▶ [Task goal] Below are records; extract exactly the lines from the one containing "Transcribe this image's" through the last, both included, and keep the pictures out.

▶ [Input data]
<<<<

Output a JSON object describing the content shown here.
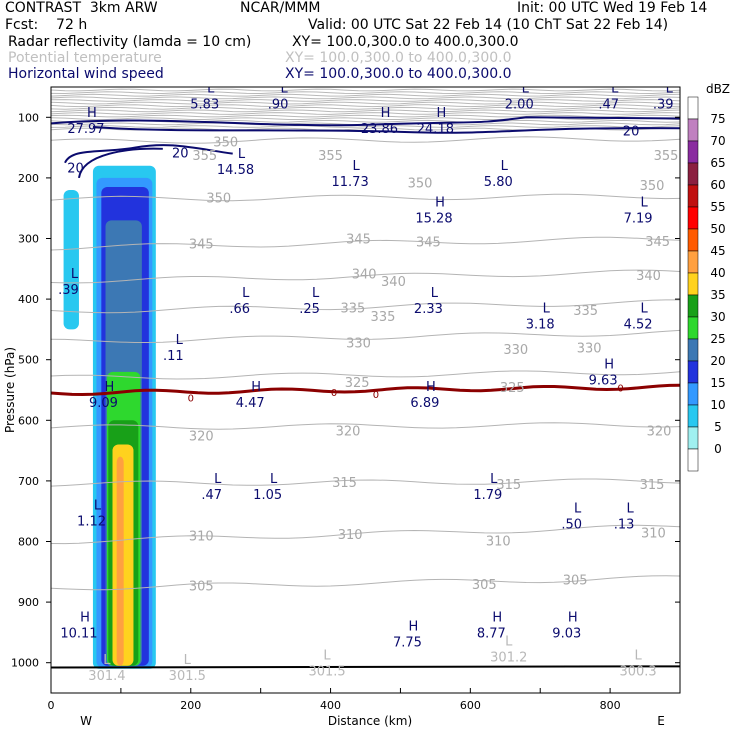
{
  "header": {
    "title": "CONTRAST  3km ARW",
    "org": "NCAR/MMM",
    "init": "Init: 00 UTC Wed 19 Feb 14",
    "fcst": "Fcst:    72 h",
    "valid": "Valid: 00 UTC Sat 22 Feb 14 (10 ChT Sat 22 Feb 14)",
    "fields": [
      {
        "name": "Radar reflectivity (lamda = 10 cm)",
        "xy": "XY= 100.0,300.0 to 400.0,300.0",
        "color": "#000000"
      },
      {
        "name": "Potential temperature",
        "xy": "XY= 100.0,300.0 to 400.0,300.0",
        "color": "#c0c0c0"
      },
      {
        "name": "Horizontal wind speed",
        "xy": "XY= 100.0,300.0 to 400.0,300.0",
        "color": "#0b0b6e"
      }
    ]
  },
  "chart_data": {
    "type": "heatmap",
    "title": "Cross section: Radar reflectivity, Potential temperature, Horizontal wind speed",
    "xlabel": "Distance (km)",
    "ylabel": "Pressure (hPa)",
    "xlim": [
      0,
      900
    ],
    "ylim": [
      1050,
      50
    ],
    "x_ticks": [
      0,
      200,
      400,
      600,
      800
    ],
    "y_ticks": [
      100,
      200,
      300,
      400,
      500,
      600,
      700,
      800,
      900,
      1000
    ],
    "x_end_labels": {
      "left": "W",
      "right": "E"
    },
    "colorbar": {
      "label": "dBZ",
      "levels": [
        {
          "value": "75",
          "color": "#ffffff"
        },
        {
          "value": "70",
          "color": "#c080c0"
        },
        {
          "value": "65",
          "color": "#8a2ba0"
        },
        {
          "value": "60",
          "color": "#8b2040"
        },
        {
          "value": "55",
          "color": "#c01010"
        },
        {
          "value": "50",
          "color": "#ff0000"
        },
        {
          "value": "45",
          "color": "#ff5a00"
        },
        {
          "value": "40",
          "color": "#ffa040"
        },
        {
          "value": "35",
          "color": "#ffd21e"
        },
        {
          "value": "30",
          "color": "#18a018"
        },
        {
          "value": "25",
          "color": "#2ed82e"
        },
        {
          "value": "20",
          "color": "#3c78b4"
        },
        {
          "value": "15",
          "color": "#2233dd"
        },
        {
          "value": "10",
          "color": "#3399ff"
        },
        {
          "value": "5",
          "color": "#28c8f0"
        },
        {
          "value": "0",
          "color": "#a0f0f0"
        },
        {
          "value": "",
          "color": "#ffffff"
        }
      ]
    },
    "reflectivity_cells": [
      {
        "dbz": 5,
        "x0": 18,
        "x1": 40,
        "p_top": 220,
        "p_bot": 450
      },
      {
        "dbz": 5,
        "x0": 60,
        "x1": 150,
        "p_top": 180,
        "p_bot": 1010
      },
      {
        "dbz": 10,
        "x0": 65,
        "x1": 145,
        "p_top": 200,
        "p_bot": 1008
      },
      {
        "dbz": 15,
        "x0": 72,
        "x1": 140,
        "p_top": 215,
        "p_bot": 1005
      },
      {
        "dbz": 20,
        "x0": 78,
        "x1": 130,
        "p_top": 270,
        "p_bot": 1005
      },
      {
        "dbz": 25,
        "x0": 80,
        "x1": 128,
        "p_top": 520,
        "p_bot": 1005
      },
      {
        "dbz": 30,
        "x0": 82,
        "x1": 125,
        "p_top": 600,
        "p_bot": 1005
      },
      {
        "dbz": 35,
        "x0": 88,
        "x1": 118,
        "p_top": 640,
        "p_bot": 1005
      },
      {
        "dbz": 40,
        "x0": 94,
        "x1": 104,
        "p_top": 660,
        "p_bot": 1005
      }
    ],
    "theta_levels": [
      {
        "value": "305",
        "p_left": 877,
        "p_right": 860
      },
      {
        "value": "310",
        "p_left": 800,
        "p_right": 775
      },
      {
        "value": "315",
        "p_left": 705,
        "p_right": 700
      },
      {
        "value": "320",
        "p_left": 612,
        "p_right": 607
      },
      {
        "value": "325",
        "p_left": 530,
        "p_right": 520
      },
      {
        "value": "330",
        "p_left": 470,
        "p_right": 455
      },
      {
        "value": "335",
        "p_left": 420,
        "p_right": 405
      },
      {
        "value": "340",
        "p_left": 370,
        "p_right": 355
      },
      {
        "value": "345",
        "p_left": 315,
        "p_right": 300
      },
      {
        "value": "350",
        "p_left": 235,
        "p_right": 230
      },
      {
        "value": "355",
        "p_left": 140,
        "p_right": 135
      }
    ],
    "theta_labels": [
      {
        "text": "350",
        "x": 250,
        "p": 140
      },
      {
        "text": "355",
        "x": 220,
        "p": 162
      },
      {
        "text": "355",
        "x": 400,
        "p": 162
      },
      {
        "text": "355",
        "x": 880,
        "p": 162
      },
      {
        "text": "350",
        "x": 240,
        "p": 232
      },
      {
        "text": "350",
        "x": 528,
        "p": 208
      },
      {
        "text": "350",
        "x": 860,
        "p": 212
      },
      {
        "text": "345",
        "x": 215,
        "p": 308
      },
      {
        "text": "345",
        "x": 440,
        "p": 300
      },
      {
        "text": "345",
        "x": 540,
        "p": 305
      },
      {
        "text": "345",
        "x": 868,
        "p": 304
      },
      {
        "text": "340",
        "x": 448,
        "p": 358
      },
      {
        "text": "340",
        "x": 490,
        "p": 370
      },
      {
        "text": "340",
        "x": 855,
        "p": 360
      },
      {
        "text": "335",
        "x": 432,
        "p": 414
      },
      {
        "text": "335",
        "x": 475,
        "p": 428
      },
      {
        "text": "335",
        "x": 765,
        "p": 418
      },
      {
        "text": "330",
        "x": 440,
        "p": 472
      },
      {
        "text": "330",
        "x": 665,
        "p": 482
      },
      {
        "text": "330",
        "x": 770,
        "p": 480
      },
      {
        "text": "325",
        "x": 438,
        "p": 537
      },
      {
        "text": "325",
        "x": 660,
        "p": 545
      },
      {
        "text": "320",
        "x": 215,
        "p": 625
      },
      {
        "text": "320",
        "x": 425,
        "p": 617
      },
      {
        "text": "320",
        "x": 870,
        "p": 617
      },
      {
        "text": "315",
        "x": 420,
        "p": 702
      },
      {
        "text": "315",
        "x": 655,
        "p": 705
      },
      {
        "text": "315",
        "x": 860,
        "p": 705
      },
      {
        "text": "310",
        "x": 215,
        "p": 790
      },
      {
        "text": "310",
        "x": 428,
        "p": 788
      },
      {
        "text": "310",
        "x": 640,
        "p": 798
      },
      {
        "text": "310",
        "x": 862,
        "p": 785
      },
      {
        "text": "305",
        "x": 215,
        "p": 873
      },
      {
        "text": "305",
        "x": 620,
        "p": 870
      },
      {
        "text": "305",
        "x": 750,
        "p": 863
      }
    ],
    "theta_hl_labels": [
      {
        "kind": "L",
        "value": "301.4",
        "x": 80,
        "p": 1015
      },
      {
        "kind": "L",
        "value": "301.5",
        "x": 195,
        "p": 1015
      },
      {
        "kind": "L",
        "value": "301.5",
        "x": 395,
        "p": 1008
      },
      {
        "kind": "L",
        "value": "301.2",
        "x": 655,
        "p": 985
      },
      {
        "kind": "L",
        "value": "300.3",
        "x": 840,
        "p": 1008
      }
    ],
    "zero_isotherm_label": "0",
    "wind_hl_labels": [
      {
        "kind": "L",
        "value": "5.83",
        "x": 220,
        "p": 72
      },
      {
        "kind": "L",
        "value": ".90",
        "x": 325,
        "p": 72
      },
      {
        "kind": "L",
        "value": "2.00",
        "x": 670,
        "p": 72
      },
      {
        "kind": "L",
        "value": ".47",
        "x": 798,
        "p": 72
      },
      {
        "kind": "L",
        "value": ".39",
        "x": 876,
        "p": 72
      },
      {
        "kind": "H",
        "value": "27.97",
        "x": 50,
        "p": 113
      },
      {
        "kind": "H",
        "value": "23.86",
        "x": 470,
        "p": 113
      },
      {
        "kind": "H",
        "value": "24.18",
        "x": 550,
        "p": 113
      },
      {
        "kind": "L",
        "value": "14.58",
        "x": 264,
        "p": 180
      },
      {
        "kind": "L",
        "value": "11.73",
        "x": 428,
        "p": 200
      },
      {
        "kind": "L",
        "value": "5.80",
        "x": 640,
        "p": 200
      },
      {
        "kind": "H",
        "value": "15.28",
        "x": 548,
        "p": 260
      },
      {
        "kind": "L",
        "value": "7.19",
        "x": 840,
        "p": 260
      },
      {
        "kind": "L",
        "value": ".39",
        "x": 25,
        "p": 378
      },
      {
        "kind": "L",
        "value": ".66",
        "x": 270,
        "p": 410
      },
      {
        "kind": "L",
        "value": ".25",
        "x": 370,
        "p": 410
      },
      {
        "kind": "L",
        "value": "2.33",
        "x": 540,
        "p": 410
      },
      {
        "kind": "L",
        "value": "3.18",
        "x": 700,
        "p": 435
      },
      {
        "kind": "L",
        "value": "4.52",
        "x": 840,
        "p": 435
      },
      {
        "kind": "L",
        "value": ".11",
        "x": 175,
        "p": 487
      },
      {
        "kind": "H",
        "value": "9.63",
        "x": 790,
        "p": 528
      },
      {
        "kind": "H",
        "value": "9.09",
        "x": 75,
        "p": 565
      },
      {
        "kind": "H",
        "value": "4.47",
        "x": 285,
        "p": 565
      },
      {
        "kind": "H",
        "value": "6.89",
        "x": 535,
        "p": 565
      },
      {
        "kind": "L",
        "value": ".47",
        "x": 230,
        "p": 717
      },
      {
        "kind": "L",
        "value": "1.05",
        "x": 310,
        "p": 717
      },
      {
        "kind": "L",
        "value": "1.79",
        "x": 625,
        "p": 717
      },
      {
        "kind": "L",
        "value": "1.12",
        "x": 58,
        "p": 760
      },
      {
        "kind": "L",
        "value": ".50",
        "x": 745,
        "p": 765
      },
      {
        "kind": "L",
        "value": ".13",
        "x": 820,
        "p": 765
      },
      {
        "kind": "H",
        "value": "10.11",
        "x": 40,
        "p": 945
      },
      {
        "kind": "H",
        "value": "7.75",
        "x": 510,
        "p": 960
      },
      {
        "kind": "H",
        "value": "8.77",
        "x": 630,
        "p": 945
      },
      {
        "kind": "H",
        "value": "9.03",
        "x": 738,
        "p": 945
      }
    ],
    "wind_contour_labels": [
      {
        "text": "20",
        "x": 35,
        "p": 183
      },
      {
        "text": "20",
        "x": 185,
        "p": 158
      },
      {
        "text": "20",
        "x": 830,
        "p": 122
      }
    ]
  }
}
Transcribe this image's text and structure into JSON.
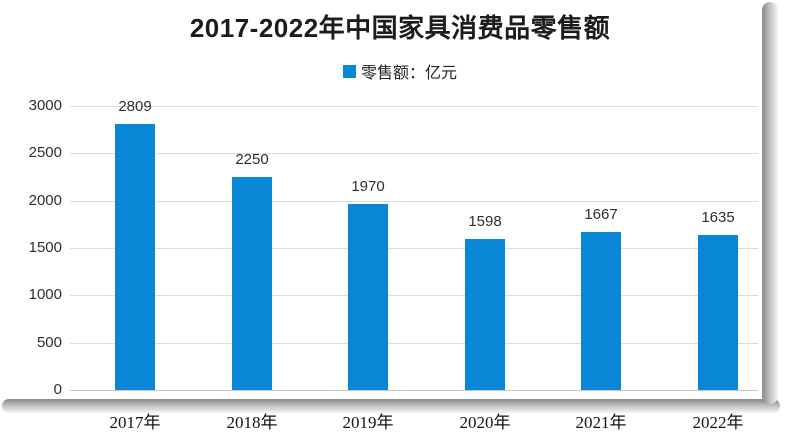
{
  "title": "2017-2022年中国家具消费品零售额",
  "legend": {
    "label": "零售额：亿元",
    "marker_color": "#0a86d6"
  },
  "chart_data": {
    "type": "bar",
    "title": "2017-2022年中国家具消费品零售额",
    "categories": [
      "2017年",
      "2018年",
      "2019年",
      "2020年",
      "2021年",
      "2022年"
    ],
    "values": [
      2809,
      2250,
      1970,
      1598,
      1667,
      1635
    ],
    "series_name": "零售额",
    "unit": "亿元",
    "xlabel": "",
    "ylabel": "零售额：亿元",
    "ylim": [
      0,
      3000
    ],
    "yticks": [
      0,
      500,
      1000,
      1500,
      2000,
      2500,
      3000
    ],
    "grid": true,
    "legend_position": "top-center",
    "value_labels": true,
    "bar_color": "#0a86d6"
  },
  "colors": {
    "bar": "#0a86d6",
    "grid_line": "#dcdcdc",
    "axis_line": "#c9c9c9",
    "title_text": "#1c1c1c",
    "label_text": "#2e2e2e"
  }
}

>>>>

▶ [Correct response]
Transcribe this image's text and structure into JSON.
{
  "title": "2017-2022年中国家具消费品零售额",
  "legend": {
    "label": "零售额：亿元",
    "marker_color": "#0a86d6"
  },
  "chart_data": {
    "type": "bar",
    "title": "2017-2022年中国家具消费品零售额",
    "categories": [
      "2017年",
      "2018年",
      "2019年",
      "2020年",
      "2021年",
      "2022年"
    ],
    "values": [
      2809,
      2250,
      1970,
      1598,
      1667,
      1635
    ],
    "series_name": "零售额",
    "unit": "亿元",
    "xlabel": "",
    "ylabel": "零售额：亿元",
    "ylim": [
      0,
      3000
    ],
    "yticks": [
      0,
      500,
      1000,
      1500,
      2000,
      2500,
      3000
    ],
    "grid": true,
    "legend_position": "top-center",
    "value_labels": true,
    "bar_color": "#0a86d6"
  },
  "colors": {
    "bar": "#0a86d6",
    "grid_line": "#dcdcdc",
    "axis_line": "#c9c9c9",
    "title_text": "#1c1c1c",
    "label_text": "#2e2e2e"
  }
}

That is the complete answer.